Give back the entire listing verbatim.

Source data:
◆ ◆ ◆ ◆

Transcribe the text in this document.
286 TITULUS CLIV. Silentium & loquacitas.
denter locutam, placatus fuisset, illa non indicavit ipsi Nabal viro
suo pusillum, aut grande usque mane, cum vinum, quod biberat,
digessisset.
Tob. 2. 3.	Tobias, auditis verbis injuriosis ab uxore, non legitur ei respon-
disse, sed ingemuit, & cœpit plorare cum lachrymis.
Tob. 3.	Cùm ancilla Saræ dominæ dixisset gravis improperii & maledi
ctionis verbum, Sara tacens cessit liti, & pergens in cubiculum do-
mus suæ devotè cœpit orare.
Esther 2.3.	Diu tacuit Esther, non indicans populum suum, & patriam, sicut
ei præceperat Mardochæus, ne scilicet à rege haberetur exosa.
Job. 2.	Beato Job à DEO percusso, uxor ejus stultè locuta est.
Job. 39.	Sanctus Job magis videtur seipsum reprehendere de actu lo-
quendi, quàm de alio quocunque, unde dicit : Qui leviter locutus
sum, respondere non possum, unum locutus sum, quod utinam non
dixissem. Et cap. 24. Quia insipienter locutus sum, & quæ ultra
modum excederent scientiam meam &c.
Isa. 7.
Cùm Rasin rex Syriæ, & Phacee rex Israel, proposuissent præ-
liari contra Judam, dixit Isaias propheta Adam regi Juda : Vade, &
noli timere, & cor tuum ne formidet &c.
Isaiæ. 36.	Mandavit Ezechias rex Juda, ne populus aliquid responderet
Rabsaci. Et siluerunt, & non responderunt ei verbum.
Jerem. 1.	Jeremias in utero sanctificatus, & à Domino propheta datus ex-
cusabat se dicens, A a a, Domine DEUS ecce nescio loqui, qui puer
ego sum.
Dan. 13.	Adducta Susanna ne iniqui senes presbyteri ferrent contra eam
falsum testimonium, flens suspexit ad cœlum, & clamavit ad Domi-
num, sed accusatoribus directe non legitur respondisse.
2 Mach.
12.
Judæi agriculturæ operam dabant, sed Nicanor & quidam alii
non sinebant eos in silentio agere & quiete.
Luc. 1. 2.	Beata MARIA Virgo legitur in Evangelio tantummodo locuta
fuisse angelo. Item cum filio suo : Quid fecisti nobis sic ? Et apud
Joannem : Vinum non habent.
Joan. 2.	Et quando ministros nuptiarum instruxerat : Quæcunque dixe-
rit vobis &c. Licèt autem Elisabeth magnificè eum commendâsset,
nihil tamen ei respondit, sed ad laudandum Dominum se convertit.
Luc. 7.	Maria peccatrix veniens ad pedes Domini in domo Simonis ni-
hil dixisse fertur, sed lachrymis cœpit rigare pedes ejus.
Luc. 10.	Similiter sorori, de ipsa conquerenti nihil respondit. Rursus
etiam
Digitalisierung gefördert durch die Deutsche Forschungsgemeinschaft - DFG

◆ ◆ ◆ ◆

Exercise output =
Transcribe the text in this document.
286 TITULUS CLIV. Silentium & loquacitas.
denter locutam, placatus fuisset, illa non indicavit ipsi Nabal viro
suo pusillum, aut grande usque mane, cum vinum, quod biberat,
digessisset.
Tob. 2. 3.	Tobias, auditis verbis injuriosis ab uxore, non legitur ei respon-
disse, sed ingemuit, & cœpit plorare cum lachrymis.
Tob. 3.	Cùm ancilla Saræ dominæ dixisset gravis improperii & maledi
ctionis verbum, Sara tacens cessit liti, & pergens in cubiculum do-
mus suæ devotè cœpit orare.
Esther 2.3.	Diu tacuit Esther, non indicans populum suum, & patriam, sicut
ei præceperat Mardochæus, ne scilicet à rege haberetur exosa.
Job. 2.	Beato Job à DEO percusso, uxor ejus stultè locuta est.
Job. 39.	Sanctus Job magis videtur seipsum reprehendere de actu lo-
quendi, quàm de alio quocunque, unde dicit : Qui leviter locutus
sum, respondere non possum, unum locutus sum, quod utinam non
dixissem. Et cap. 24. Quia insipienter locutus sum, & quæ ultra
modum excederent scientiam meam &c.
Isa. 7.
Cùm Rasin rex Syriæ, & Phacee rex Israel, proposuissent præ-
liari contra Judam, dixit Isaias propheta Adam regi Juda : Vade, &
noli timere, & cor tuum ne formidet &c.
Isaiæ. 36.	Mandavit Ezechias rex Juda, ne populus aliquid responderet
Rabsaci. Et siluerunt, & non responderunt ei verbum.
Jerem. 1.	Jeremias in utero sanctificatus, & à Domino propheta datus ex-
cusabat se dicens, A a a, Domine DEUS ecce nescio loqui, qui puer
ego sum.
Dan. 13.	Adducta Susanna ne iniqui senes presbyteri ferrent contra eam
falsum testimonium, flens suspexit ad cœlum, & clamavit ad Domi-
num, sed accusatoribus directe non legitur respondisse.
2 Mach.
12.
Judæi agriculturæ operam dabant, sed Nicanor & quidam alii
non sinebant eos in silentio agere & quiete.
Luc. 1. 2.	Beata MARIA Virgo legitur in Evangelio tantummodo locuta
fuisse angelo. Item cum filio suo : Quid fecisti nobis sic ? Et apud
Joannem : Vinum non habent.
Joan. 2.	Et quando ministros nuptiarum instruxerat : Quæcunque dixe-
rit vobis &c. Licèt autem Elisabeth magnificè eum commendâsset,
nihil tamen ei respondit, sed ad laudandum Dominum se convertit.
Luc. 7.	Maria peccatrix veniens ad pedes Domini in domo Simonis ni-
hil dixisse fertur, sed lachrymis cœpit rigare pedes ejus.
Luc. 10.	Similiter sorori, de ipsa conquerenti nihil respondit. Rursus
etiam
Digitalisierung gefördert durch die Deutsche Forschungsgemeinschaft - DFG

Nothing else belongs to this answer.